Task objective:
Leave out the pictures; transcribe all else exactly.

Data provided:
----------------
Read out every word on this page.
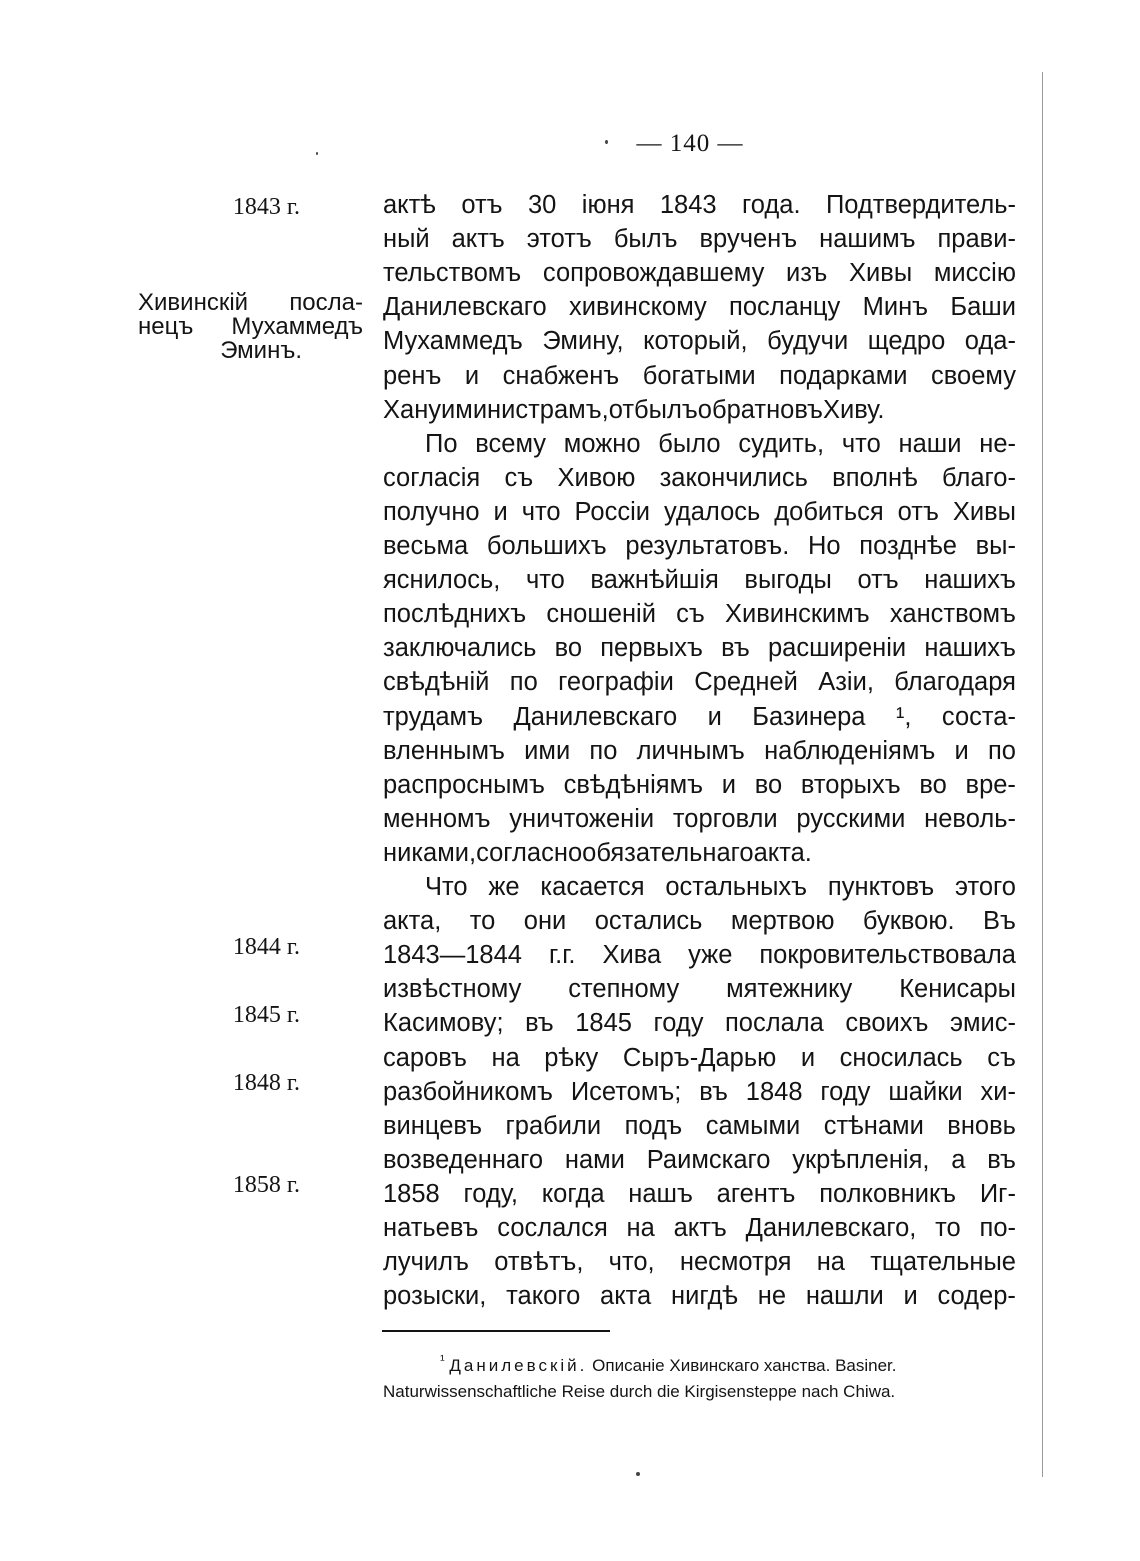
— 140 —
1843 г.
Хивинскій посла-
нецъ Мухаммедъ
Эминъ.
1844 г.
1845 г.
1848 г.
1858 г.
актѣ отъ 30 іюня 1843 года. Подтвердитель-
ный актъ этотъ былъ врученъ нашимъ прави-
тельствомъ сопровождавшему изъ Хивы миссію
Данилевскаго хивинскому посланцу Минъ Баши
Мухаммедъ Эмину, который, будучи щедро ода-
ренъ и снабженъ богатыми подарками своему
Хану и министрамъ, отбылъ обратно въ Хиву.
По всему можно было судить, что наши не-
согласія съ Хивою закончились вполнѣ благо-
получно и что Россіи удалось добиться отъ Хивы
весьма большихъ результатовъ. Но позднѣе вы-
яснилось, что важнѣйшія выгоды отъ нашихъ
послѣднихъ сношеній съ Хивинскимъ ханствомъ
заключались во первыхъ въ расширеніи нашихъ
свѣдѣній по географіи Средней Азіи, благодаря
трудамъ Данилевскаго и Базинера ¹, соста-
вленнымъ ими по личнымъ наблюденіямъ и по
распроснымъ свѣдѣніямъ и во вторыхъ во вре-
менномъ уничтоженіи торговли русскими неволь-
никами, согласно обязательнаго акта.
Что же касается остальныхъ пунктовъ этого
акта, то они остались мертвою буквою. Въ
1843—1844 г.г. Хива уже покровительствовала
извѣстному степному мятежнику Кенисары
Касимову; въ 1845 году послала своихъ эмис-
саровъ на рѣку Сыръ-Дарью и сносилась съ
разбойникомъ Исетомъ; въ 1848 году шайки хи-
винцевъ грабили подъ самыми стѣнами вновь
возведеннаго нами Раимскаго укрѣпленія, а въ
1858 году, когда нашъ агентъ полковникъ Иг-
натьевъ сослался на актъ Данилевскаго, то по-
лучилъ отвѣтъ, что, несмотря на тщательные
розыски, такого акта нигдѣ не нашли и содер-
$^{^1}$ Данилевскій. Описаніе Хивинскаго ханства. Basiner.
Naturwissenschaftliche Reise durch die Kirgisensteppe nach Chiwa.
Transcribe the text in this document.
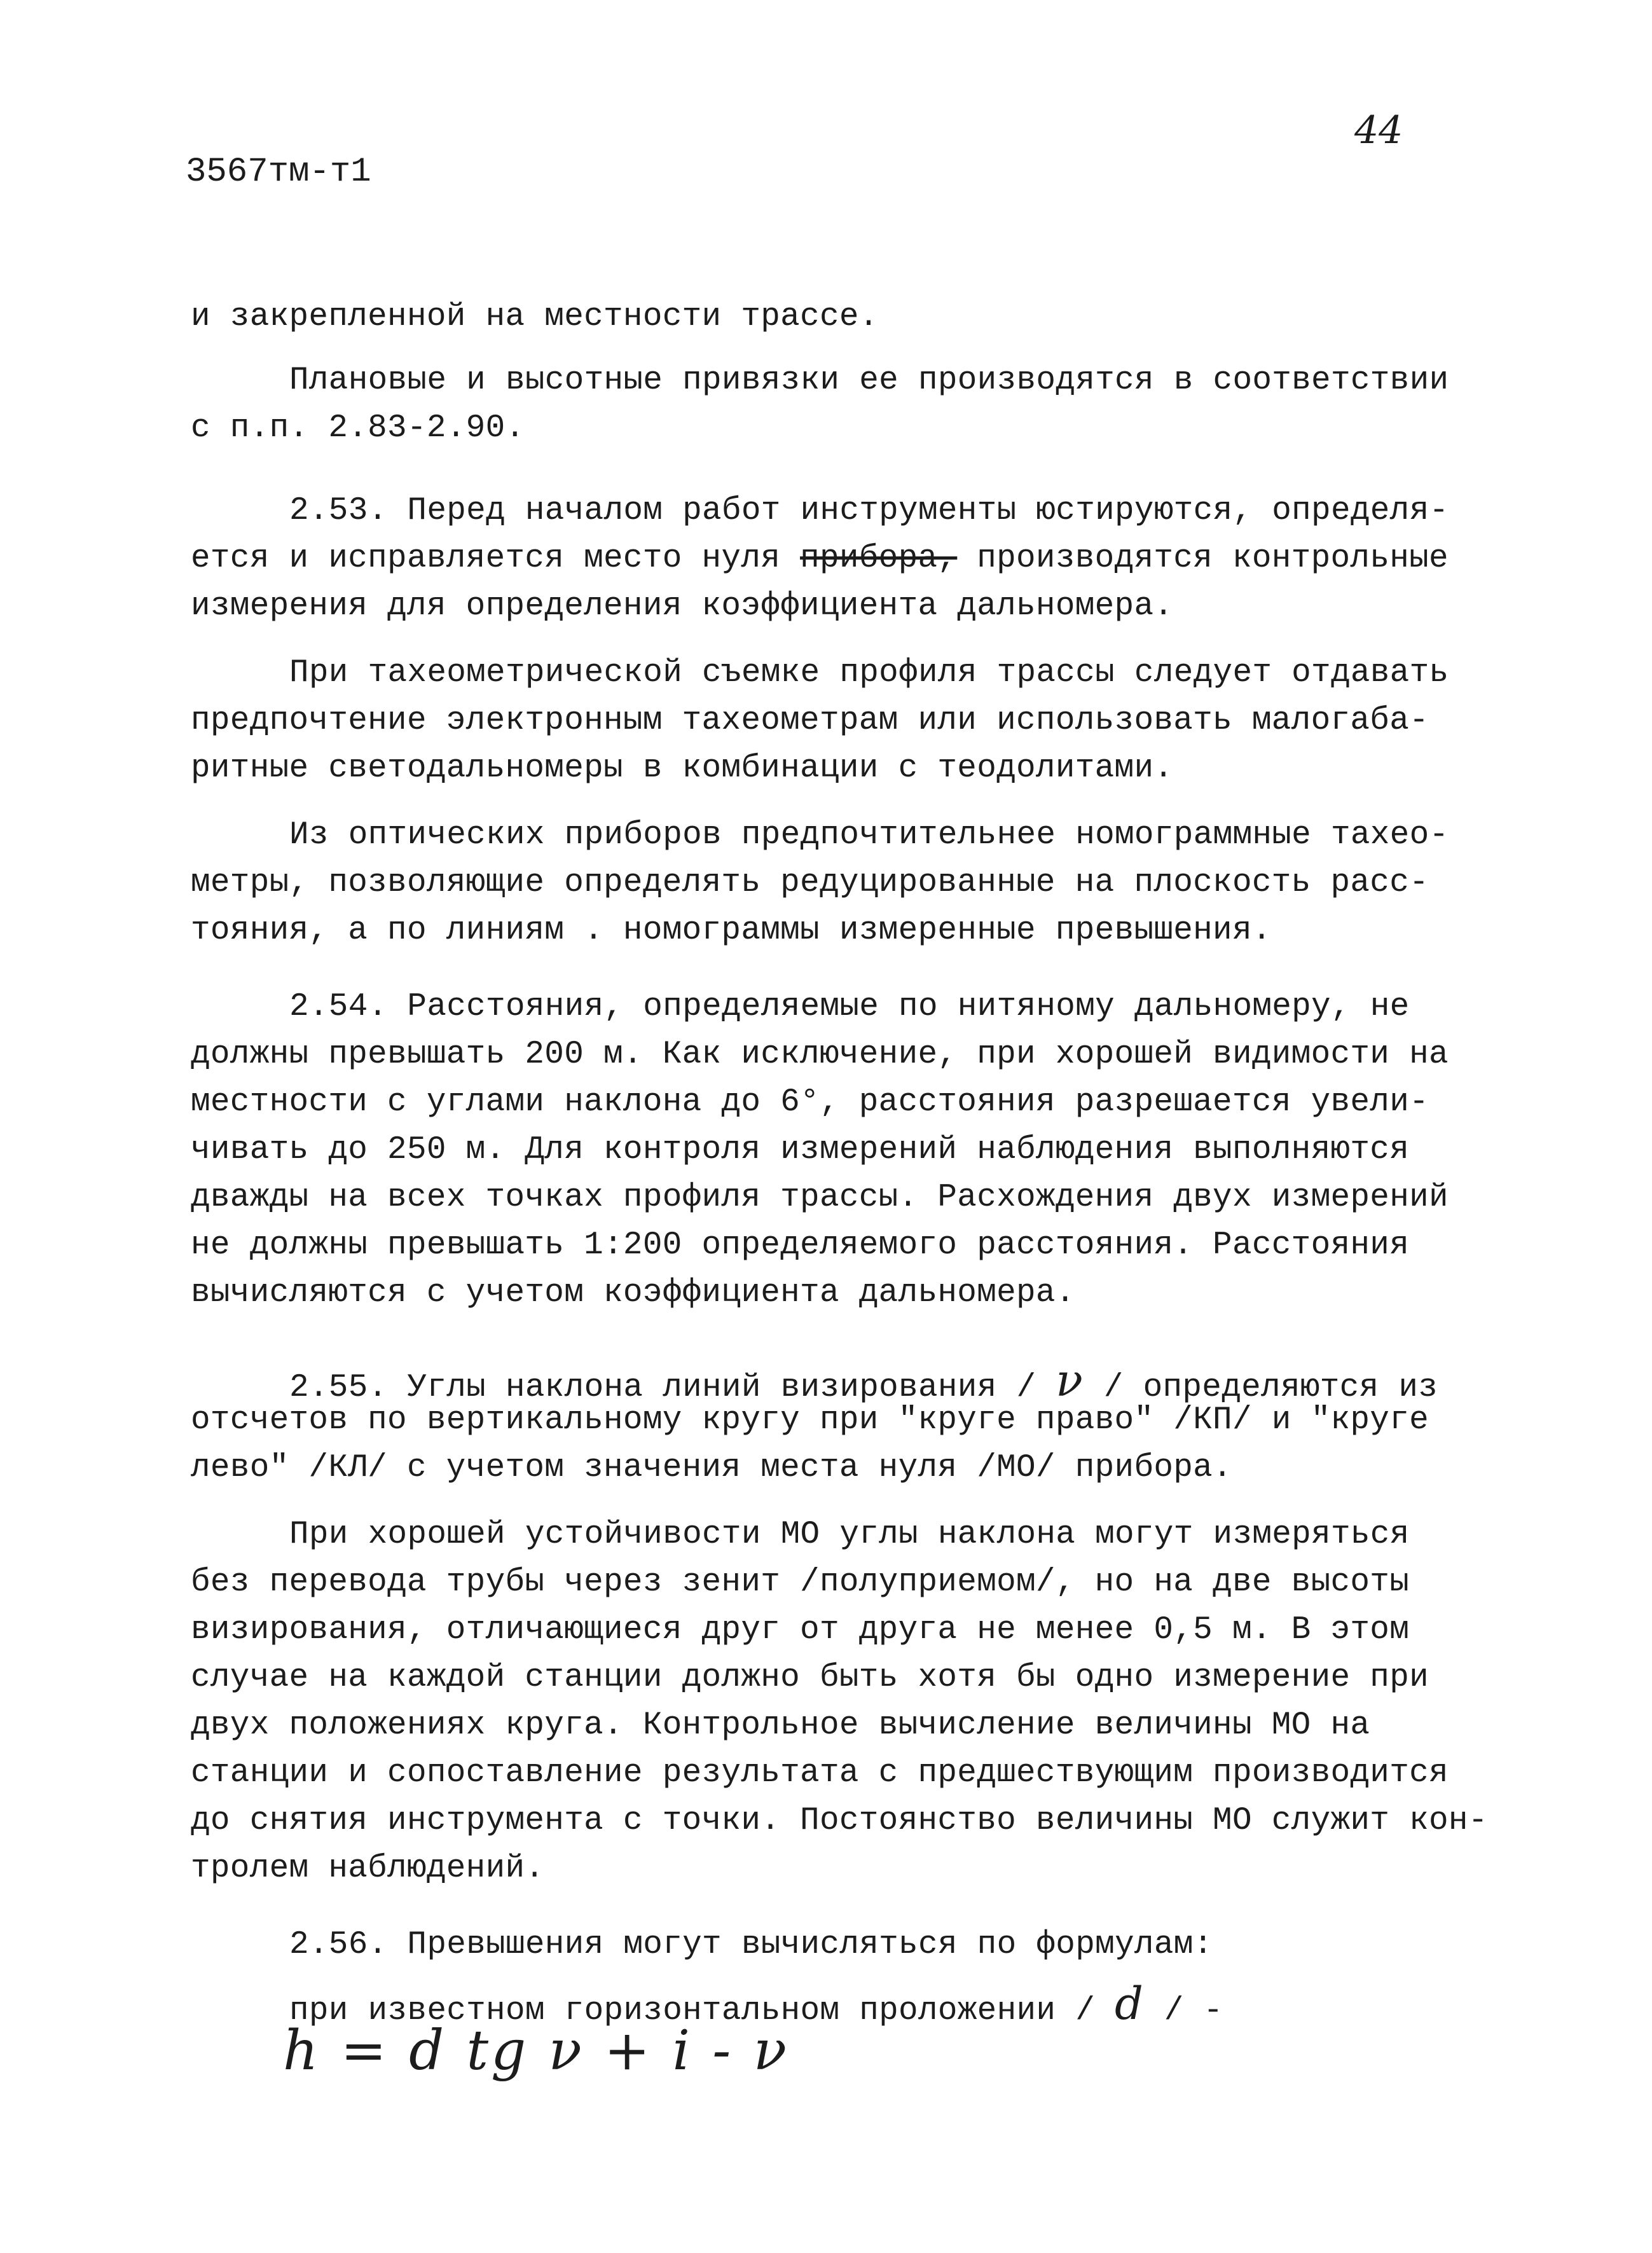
44
3567тм-т1
и закрепленной на местности трассе.
Плановые и высотные привязки ее производятся в соответствии
с п.п. 2.83-2.90.
2.53. Перед началом работ инструменты юстируются, определя-
ется и исправляется место нуля прибора, производятся контрольные
измерения для определения коэффициента дальномера.
При тахеометрической съемке профиля трассы следует отдавать
предпочтение электронным тахеометрам или использовать малогаба-
ритные светодальномеры в комбинации с теодолитами.
Из оптических приборов предпочтительнее номограммные тахео-
метры, позволяющие определять редуцированные на плоскость расс-
тояния, а по линиям . номограммы измеренные превышения.
2.54. Расстояния, определяемые по нитяному дальномеру, не
должны превышать 200 м. Как исключение, при хорошей видимости на
местности с углами наклона до 6°, расстояния разрешается увели-
чивать до 250 м. Для контроля измерений наблюдения выполняются
дважды на всех точках профиля трассы. Расхождения двух измерений
не должны превышать 1:200 определяемого расстояния. Расстояния
вычисляются с учетом коэффициента дальномера.
2.55. Углы наклона линий визирования / ν / определяются из
отсчетов по вертикальному кругу при "круге право" /КП/ и "круге
лево" /КЛ/ с учетом значения места нуля /МО/ прибора.
При хорошей устойчивости МО углы наклона могут измеряться
без перевода трубы через зенит /полуприемом/, но на две высоты
визирования, отличающиеся друг от друга не менее 0,5 м. В этом
случае на каждой станции должно быть хотя бы одно измерение при
двух положениях круга. Контрольное вычисление величины МО на
станции и сопоставление результата с предшествующим производится
до снятия инструмента с точки. Постоянство величины МО служит кон-
тролем наблюдений.
2.56. Превышения могут вычисляться по формулам:
при известном горизонтальном проложении / d / -
h = d tg ν + i - ν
----------------
Correct response:
Read out every word on this page.
— 140 —
1843 г.
Хивинскій посла-
нецъ Мухаммедъ
Эминъ.
1844 г.
1845 г.
1848 г.
1858 г.
актѣ отъ 30 іюня 1843 года. Подтвердитель-
ный актъ этотъ былъ врученъ нашимъ прави-
тельствомъ сопровождавшему изъ Хивы миссію
Данилевскаго хивинскому посланцу Минъ Баши
Мухаммедъ Эмину, который, будучи щедро ода-
ренъ и снабженъ богатыми подарками своему
Хану и министрамъ, отбылъ обратно въ Хиву.
По всему можно было судить, что наши не-
согласія съ Хивою закончились вполнѣ благо-
получно и что Россіи удалось добиться отъ Хивы
весьма большихъ результатовъ. Но позднѣе вы-
яснилось, что важнѣйшія выгоды отъ нашихъ
послѣднихъ сношеній съ Хивинскимъ ханствомъ
заключались во первыхъ въ расширеніи нашихъ
свѣдѣній по географіи Средней Азіи, благодаря
трудамъ Данилевскаго и Базинера ¹, соста-
вленнымъ ими по личнымъ наблюденіямъ и по
распроснымъ свѣдѣніямъ и во вторыхъ во вре-
менномъ уничтоженіи торговли русскими неволь-
никами, согласно обязательнаго акта.
Что же касается остальныхъ пунктовъ этого
акта, то они остались мертвою буквою. Въ
1843—1844 г.г. Хива уже покровительствовала
извѣстному степному мятежнику Кенисары
Касимову; въ 1845 году послала своихъ эмис-
саровъ на рѣку Сыръ-Дарью и сносилась съ
разбойникомъ Исетомъ; въ 1848 году шайки хи-
винцевъ грабили подъ самыми стѣнами вновь
возведеннаго нами Раимскаго укрѣпленія, а въ
1858 году, когда нашъ агентъ полковникъ Иг-
натьевъ сослался на актъ Данилевскаго, то по-
лучилъ отвѣтъ, что, несмотря на тщательные
розыски, такого акта нигдѣ не нашли и содер-
$^{^1}$ Данилевскій. Описаніе Хивинскаго ханства. Basiner.
Naturwissenschaftliche Reise durch die Kirgisensteppe nach Chiwa.
Transcribe the text in this document.
44
3567тм-т1
и закрепленной на местности трассе.
Плановые и высотные привязки ее производятся в соответствии
с п.п. 2.83-2.90.
2.53. Перед началом работ инструменты юстируются, определя-
ется и исправляется место нуля прибора, производятся контрольные
измерения для определения коэффициента дальномера.
При тахеометрической съемке профиля трассы следует отдавать
предпочтение электронным тахеометрам или использовать малогаба-
ритные светодальномеры в комбинации с теодолитами.
Из оптических приборов предпочтительнее номограммные тахео-
метры, позволяющие определять редуцированные на плоскость расс-
тояния, а по линиям . номограммы измеренные превышения.
2.54. Расстояния, определяемые по нитяному дальномеру, не
должны превышать 200 м. Как исключение, при хорошей видимости на
местности с углами наклона до 6°, расстояния разрешается увели-
чивать до 250 м. Для контроля измерений наблюдения выполняются
дважды на всех точках профиля трассы. Расхождения двух измерений
не должны превышать 1:200 определяемого расстояния. Расстояния
вычисляются с учетом коэффициента дальномера.
2.55. Углы наклона линий визирования / ν / определяются из
отсчетов по вертикальному кругу при "круге право" /КП/ и "круге
лево" /КЛ/ с учетом значения места нуля /МО/ прибора.
При хорошей устойчивости МО углы наклона могут измеряться
без перевода трубы через зенит /полуприемом/, но на две высоты
визирования, отличающиеся друг от друга не менее 0,5 м. В этом
случае на каждой станции должно быть хотя бы одно измерение при
двух положениях круга. Контрольное вычисление величины МО на
станции и сопоставление результата с предшествующим производится
до снятия инструмента с точки. Постоянство величины МО служит кон-
тролем наблюдений.
2.56. Превышения могут вычисляться по формулам:
при известном горизонтальном проложении / d / -
h = d tg ν + i - ν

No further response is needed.